** START OF PROVIDED MATERIAL **

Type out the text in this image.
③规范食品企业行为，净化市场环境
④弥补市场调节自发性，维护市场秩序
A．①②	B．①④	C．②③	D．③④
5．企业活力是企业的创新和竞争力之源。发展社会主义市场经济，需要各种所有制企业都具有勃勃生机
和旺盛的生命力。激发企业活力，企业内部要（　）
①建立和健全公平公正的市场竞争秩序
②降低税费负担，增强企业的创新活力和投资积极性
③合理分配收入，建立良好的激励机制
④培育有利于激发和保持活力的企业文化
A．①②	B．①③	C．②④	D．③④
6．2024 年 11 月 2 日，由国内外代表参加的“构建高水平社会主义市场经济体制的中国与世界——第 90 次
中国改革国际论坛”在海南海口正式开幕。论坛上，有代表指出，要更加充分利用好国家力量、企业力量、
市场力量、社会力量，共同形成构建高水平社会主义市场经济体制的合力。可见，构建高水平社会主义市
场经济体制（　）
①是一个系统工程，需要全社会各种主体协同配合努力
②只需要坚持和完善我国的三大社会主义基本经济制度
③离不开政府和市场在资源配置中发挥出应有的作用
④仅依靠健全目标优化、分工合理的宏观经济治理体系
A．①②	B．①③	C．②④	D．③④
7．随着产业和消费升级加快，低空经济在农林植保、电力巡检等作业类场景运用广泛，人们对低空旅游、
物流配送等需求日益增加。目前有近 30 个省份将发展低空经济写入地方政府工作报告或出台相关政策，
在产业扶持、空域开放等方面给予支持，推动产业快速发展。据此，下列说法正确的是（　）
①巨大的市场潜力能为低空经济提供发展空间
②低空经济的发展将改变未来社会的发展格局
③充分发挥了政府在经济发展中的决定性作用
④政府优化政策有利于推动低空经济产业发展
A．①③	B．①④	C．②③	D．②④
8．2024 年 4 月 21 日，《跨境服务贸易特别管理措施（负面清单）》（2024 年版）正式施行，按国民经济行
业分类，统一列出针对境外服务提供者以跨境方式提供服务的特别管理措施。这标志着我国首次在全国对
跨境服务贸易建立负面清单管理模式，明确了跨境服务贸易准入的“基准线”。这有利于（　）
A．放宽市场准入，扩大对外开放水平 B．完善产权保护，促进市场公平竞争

** END OF PROVIDED MATERIAL **

## WHAT THIS TASK INVOLVES
Reproduce all the data word for word.

## WRITTEN RESPONSE
Type out the text in this image.
③规范食品企业行为，净化市场环境
④弥补市场调节自发性，维护市场秩序
A．①②	B．①④	C．②③	D．③④
5．企业活力是企业的创新和竞争力之源。发展社会主义市场经济，需要各种所有制企业都具有勃勃生机
和旺盛的生命力。激发企业活力，企业内部要（　）
①建立和健全公平公正的市场竞争秩序
②降低税费负担，增强企业的创新活力和投资积极性
③合理分配收入，建立良好的激励机制
④培育有利于激发和保持活力的企业文化
A．①②	B．①③	C．②④	D．③④
6．2024 年 11 月 2 日，由国内外代表参加的“构建高水平社会主义市场经济体制的中国与世界——第 90 次
中国改革国际论坛”在海南海口正式开幕。论坛上，有代表指出，要更加充分利用好国家力量、企业力量、
市场力量、社会力量，共同形成构建高水平社会主义市场经济体制的合力。可见，构建高水平社会主义市
场经济体制（　）
①是一个系统工程，需要全社会各种主体协同配合努力
②只需要坚持和完善我国的三大社会主义基本经济制度
③离不开政府和市场在资源配置中发挥出应有的作用
④仅依靠健全目标优化、分工合理的宏观经济治理体系
A．①②	B．①③	C．②④	D．③④
7．随着产业和消费升级加快，低空经济在农林植保、电力巡检等作业类场景运用广泛，人们对低空旅游、
物流配送等需求日益增加。目前有近 30 个省份将发展低空经济写入地方政府工作报告或出台相关政策，
在产业扶持、空域开放等方面给予支持，推动产业快速发展。据此，下列说法正确的是（　）
①巨大的市场潜力能为低空经济提供发展空间
②低空经济的发展将改变未来社会的发展格局
③充分发挥了政府在经济发展中的决定性作用
④政府优化政策有利于推动低空经济产业发展
A．①③	B．①④	C．②③	D．②④
8．2024 年 4 月 21 日，《跨境服务贸易特别管理措施（负面清单）》（2024 年版）正式施行，按国民经济行
业分类，统一列出针对境外服务提供者以跨境方式提供服务的特别管理措施。这标志着我国首次在全国对
跨境服务贸易建立负面清单管理模式，明确了跨境服务贸易准入的“基准线”。这有利于（　）
A．放宽市场准入，扩大对外开放水平 B．完善产权保护，促进市场公平竞争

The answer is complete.